* start RECORDS PROVIDED *

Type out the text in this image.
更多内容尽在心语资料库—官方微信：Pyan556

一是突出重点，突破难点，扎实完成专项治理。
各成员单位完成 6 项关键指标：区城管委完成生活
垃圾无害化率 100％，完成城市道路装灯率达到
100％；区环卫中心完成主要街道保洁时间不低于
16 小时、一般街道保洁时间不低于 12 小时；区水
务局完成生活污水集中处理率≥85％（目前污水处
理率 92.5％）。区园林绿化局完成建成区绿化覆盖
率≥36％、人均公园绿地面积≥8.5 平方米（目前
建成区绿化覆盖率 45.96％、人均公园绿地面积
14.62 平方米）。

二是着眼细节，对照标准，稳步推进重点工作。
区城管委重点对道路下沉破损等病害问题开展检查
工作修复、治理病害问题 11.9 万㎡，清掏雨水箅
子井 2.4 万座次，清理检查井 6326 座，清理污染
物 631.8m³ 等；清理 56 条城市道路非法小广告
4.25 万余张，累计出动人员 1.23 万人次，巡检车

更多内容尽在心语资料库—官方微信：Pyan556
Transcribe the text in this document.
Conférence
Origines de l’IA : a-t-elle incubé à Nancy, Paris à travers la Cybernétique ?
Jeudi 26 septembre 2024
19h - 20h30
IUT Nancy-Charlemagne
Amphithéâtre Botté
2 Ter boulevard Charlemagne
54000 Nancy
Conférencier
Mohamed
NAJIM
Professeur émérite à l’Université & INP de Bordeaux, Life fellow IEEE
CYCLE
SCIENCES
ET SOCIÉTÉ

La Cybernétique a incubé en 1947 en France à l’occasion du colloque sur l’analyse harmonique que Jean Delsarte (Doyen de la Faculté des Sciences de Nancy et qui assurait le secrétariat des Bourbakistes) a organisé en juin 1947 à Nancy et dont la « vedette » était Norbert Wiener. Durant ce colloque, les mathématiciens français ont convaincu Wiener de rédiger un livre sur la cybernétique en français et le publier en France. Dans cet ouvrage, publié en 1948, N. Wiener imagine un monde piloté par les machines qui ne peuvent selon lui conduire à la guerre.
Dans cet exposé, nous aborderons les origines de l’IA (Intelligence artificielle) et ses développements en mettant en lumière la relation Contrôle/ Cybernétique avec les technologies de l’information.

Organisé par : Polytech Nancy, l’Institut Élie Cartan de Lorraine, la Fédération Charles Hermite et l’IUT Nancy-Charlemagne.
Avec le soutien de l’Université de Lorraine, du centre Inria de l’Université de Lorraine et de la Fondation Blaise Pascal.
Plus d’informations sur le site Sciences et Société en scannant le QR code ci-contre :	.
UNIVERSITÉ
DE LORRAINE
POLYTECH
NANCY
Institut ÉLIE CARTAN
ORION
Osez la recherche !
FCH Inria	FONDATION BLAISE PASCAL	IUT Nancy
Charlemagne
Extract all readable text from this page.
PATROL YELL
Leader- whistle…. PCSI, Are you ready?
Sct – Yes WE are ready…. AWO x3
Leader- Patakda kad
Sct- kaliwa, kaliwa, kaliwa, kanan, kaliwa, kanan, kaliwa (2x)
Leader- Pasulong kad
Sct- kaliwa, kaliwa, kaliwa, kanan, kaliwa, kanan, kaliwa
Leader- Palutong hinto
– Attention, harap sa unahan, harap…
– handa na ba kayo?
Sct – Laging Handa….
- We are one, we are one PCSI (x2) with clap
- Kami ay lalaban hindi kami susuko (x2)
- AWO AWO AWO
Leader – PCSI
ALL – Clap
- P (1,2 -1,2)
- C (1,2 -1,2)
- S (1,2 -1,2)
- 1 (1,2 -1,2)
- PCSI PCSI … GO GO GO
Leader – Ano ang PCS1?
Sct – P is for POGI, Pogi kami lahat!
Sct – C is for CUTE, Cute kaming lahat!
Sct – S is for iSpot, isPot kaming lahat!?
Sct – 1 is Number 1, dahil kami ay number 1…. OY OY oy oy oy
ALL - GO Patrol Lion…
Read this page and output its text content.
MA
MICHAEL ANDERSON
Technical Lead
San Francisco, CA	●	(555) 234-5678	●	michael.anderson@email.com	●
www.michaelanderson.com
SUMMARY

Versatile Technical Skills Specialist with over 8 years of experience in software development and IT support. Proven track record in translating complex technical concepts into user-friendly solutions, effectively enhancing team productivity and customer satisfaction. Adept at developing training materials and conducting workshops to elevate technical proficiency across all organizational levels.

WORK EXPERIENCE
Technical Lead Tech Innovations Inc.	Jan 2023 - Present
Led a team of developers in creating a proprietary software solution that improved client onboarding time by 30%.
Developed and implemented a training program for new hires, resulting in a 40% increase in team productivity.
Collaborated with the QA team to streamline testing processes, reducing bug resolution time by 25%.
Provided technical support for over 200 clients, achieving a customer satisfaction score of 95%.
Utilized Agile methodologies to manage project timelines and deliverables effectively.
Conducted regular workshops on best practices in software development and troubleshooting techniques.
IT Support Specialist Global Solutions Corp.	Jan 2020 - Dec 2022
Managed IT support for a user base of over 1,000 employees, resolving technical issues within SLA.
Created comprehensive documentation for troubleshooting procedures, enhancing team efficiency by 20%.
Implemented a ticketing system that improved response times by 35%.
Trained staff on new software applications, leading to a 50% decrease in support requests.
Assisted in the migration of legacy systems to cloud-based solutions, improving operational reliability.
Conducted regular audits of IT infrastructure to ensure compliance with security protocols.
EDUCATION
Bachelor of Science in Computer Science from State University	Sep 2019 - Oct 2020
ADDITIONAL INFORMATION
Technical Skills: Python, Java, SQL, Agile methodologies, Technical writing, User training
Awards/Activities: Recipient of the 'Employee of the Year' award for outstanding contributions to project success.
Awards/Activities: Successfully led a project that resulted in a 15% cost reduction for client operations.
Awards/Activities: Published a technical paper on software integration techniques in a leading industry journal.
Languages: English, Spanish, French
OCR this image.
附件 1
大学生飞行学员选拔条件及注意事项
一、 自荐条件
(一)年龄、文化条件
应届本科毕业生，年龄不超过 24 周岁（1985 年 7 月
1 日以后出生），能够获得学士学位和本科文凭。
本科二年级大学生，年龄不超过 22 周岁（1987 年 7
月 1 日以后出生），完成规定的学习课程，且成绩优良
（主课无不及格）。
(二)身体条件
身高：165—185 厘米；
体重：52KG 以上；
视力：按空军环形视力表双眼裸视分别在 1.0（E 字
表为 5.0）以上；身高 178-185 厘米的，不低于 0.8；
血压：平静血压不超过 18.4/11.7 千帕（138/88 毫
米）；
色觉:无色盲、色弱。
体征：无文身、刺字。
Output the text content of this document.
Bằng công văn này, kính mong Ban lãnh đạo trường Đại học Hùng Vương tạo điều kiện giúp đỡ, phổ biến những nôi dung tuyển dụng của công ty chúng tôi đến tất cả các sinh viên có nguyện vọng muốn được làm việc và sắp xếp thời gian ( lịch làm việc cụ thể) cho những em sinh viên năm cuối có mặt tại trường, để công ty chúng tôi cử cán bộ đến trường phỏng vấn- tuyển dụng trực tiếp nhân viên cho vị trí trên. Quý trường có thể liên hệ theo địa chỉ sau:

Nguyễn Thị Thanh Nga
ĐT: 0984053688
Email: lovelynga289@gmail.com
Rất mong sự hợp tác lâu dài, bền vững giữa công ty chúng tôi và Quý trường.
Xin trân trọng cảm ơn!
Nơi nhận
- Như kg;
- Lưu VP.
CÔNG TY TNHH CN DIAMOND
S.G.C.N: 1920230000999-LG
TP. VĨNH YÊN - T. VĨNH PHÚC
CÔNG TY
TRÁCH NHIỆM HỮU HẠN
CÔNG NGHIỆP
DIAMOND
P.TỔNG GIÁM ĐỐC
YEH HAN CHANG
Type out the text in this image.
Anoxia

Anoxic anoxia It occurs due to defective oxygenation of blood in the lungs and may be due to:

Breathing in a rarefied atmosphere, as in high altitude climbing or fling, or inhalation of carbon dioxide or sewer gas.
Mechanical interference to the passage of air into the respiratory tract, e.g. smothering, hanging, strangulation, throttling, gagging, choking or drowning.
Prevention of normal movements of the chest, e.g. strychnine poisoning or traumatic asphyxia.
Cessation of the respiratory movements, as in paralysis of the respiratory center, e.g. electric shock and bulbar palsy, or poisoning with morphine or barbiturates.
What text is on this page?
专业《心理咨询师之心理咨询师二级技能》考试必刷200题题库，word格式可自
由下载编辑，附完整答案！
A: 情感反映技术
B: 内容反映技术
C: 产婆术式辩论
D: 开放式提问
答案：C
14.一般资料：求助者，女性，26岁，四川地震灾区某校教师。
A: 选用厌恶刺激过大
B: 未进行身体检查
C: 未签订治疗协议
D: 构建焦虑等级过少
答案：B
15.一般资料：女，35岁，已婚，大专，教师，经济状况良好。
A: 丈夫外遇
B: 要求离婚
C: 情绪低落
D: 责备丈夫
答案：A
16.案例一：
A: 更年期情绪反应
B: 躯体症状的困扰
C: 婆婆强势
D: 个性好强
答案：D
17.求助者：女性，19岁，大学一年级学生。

* end RECORDS PROVIDED *

Starting at the line that contains "What text is on this page?", repeat each line exactly through the last one in the listing. Include both of those lines and nothing more.

What text is on this page?
专业《心理咨询师之心理咨询师二级技能》考试必刷200题题库，word格式可自
由下载编辑，附完整答案！
A: 情感反映技术
B: 内容反映技术
C: 产婆术式辩论
D: 开放式提问
答案：C
14.一般资料：求助者，女性，26岁，四川地震灾区某校教师。
A: 选用厌恶刺激过大
B: 未进行身体检查
C: 未签订治疗协议
D: 构建焦虑等级过少
答案：B
15.一般资料：女，35岁，已婚，大专，教师，经济状况良好。
A: 丈夫外遇
B: 要求离婚
C: 情绪低落
D: 责备丈夫
答案：A
16.案例一：
A: 更年期情绪反应
B: 躯体症状的困扰
C: 婆婆强势
D: 个性好强
答案：D
17.求助者：女性，19岁，大学一年级学生。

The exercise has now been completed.